(Saved entries)
========
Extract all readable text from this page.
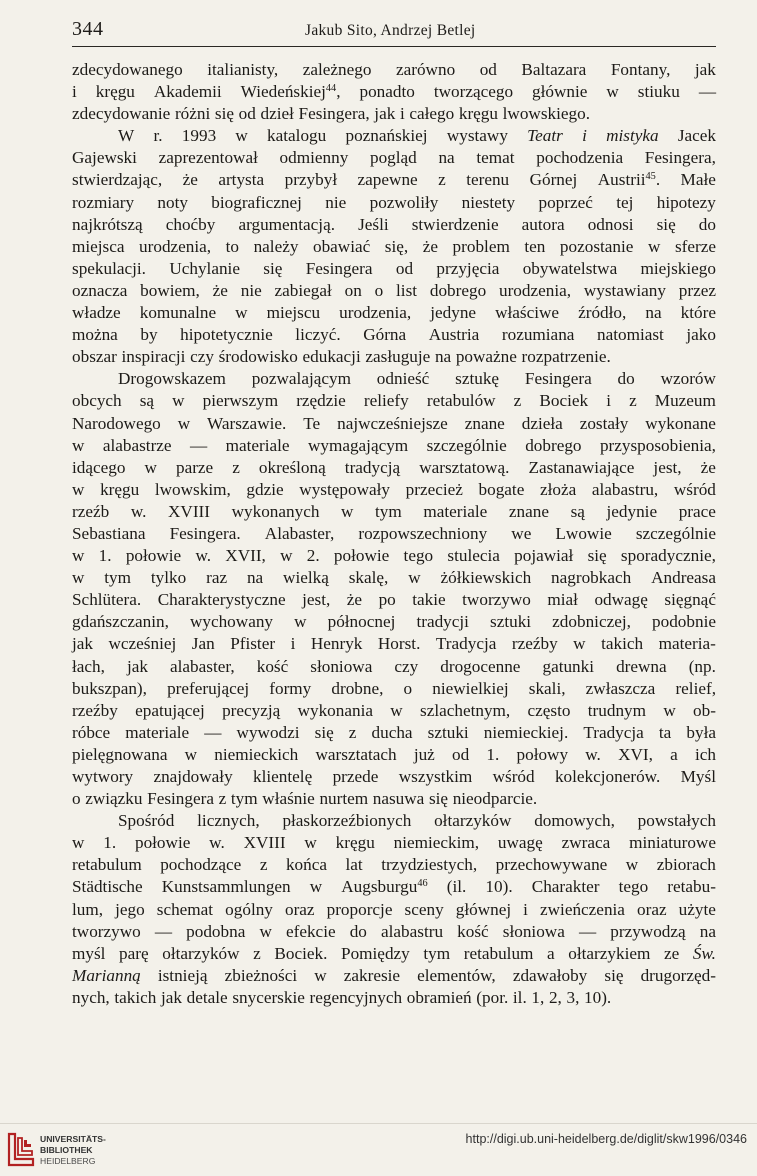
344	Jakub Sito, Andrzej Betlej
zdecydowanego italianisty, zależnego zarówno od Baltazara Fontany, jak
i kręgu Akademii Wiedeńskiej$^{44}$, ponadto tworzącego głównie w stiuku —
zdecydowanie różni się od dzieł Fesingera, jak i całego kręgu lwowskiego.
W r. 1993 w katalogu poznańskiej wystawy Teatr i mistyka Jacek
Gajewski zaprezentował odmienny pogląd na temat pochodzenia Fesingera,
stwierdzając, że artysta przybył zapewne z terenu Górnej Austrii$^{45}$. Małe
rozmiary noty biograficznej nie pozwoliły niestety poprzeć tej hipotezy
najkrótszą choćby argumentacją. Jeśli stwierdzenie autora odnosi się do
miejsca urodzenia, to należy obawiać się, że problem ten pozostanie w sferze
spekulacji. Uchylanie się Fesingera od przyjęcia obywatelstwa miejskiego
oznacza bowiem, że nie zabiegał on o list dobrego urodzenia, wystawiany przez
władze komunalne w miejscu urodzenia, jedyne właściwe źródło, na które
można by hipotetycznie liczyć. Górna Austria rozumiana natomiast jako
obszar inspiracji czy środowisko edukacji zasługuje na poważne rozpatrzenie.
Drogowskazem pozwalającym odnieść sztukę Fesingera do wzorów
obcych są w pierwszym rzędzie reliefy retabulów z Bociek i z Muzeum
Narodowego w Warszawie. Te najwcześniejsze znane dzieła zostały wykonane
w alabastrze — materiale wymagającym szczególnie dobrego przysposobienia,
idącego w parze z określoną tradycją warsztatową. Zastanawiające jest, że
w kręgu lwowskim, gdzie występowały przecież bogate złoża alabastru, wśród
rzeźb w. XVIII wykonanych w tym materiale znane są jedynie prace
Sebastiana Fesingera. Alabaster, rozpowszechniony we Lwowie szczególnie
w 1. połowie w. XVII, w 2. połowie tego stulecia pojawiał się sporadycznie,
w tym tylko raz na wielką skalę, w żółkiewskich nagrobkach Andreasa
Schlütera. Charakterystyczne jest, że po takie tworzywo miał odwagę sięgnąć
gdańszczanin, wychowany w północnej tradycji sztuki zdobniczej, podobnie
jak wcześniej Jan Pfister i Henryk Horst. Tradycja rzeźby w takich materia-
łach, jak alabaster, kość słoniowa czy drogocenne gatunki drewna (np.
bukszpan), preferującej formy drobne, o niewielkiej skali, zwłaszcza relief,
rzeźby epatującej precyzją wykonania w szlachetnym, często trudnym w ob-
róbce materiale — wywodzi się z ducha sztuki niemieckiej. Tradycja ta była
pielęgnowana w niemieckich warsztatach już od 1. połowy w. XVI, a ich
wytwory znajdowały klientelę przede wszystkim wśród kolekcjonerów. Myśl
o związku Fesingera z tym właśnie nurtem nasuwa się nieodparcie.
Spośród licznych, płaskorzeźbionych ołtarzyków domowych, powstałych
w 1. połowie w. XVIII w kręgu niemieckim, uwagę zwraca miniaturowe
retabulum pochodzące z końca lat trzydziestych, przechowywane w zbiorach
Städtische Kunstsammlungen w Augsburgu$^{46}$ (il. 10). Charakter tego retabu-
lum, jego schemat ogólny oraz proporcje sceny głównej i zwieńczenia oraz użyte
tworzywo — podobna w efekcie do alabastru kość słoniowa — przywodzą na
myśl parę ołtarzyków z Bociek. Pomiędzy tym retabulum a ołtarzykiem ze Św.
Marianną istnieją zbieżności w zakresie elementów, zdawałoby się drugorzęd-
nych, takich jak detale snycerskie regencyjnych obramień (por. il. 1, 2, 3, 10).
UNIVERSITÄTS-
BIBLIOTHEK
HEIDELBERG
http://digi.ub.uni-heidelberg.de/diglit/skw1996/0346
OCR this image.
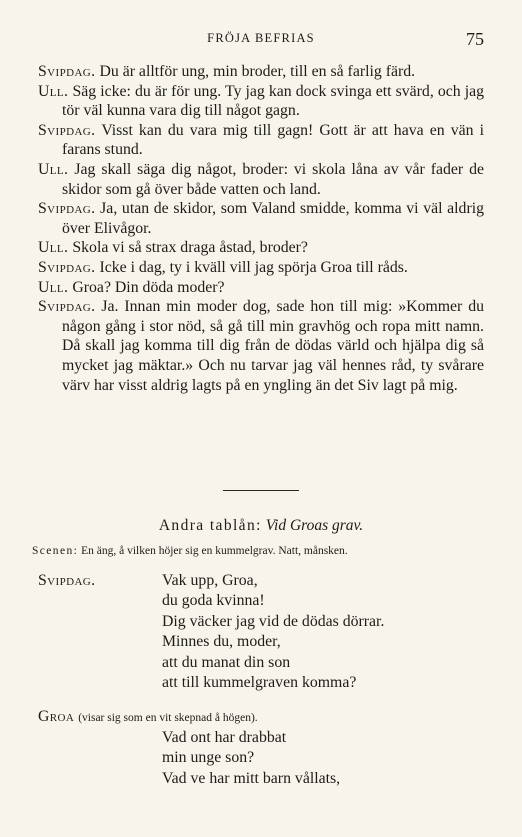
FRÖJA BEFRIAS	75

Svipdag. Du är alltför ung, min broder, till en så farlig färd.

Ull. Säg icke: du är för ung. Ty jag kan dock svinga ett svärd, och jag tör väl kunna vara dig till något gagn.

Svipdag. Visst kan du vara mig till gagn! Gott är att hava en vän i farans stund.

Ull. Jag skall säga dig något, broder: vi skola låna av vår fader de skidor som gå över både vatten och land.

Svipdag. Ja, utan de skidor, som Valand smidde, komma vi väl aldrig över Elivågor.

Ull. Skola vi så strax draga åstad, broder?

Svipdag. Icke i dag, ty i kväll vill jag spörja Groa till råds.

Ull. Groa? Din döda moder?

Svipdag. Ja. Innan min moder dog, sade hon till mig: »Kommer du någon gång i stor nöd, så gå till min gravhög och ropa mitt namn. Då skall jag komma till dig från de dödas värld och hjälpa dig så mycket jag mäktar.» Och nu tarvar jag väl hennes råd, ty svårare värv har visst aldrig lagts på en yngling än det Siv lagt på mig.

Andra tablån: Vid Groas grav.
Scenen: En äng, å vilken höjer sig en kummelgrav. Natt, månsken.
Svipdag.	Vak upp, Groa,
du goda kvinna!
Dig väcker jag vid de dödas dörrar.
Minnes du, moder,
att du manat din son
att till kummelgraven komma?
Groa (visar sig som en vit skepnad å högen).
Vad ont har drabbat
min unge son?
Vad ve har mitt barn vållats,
========
◆ Work to complete ◆
Starting at the line that contains "OCR this image.", please write out every line to the end of the entries, inclusive, copied exactly and with pictures omitted.

◆ Complete answer ◆
OCR this image.
FRÖJA BEFRIAS	75

Svipdag. Du är alltför ung, min broder, till en så farlig färd.

Ull. Säg icke: du är för ung. Ty jag kan dock svinga ett svärd, och jag tör väl kunna vara dig till något gagn.

Svipdag. Visst kan du vara mig till gagn! Gott är att hava en vän i farans stund.

Ull. Jag skall säga dig något, broder: vi skola låna av vår fader de skidor som gå över både vatten och land.

Svipdag. Ja, utan de skidor, som Valand smidde, komma vi väl aldrig över Elivågor.

Ull. Skola vi så strax draga åstad, broder?

Svipdag. Icke i dag, ty i kväll vill jag spörja Groa till råds.

Ull. Groa? Din döda moder?

Svipdag. Ja. Innan min moder dog, sade hon till mig: »Kommer du någon gång i stor nöd, så gå till min gravhög och ropa mitt namn. Då skall jag komma till dig från de dödas värld och hjälpa dig så mycket jag mäktar.» Och nu tarvar jag väl hennes råd, ty svårare värv har visst aldrig lagts på en yngling än det Siv lagt på mig.

Andra tablån: Vid Groas grav.
Scenen: En äng, å vilken höjer sig en kummelgrav. Natt, månsken.
Svipdag.	Vak upp, Groa,
du goda kvinna!
Dig väcker jag vid de dödas dörrar.
Minnes du, moder,
att du manat din son
att till kummelgraven komma?
Groa (visar sig som en vit skepnad å högen).
Vad ont har drabbat
min unge son?
Vad ve har mitt barn vållats,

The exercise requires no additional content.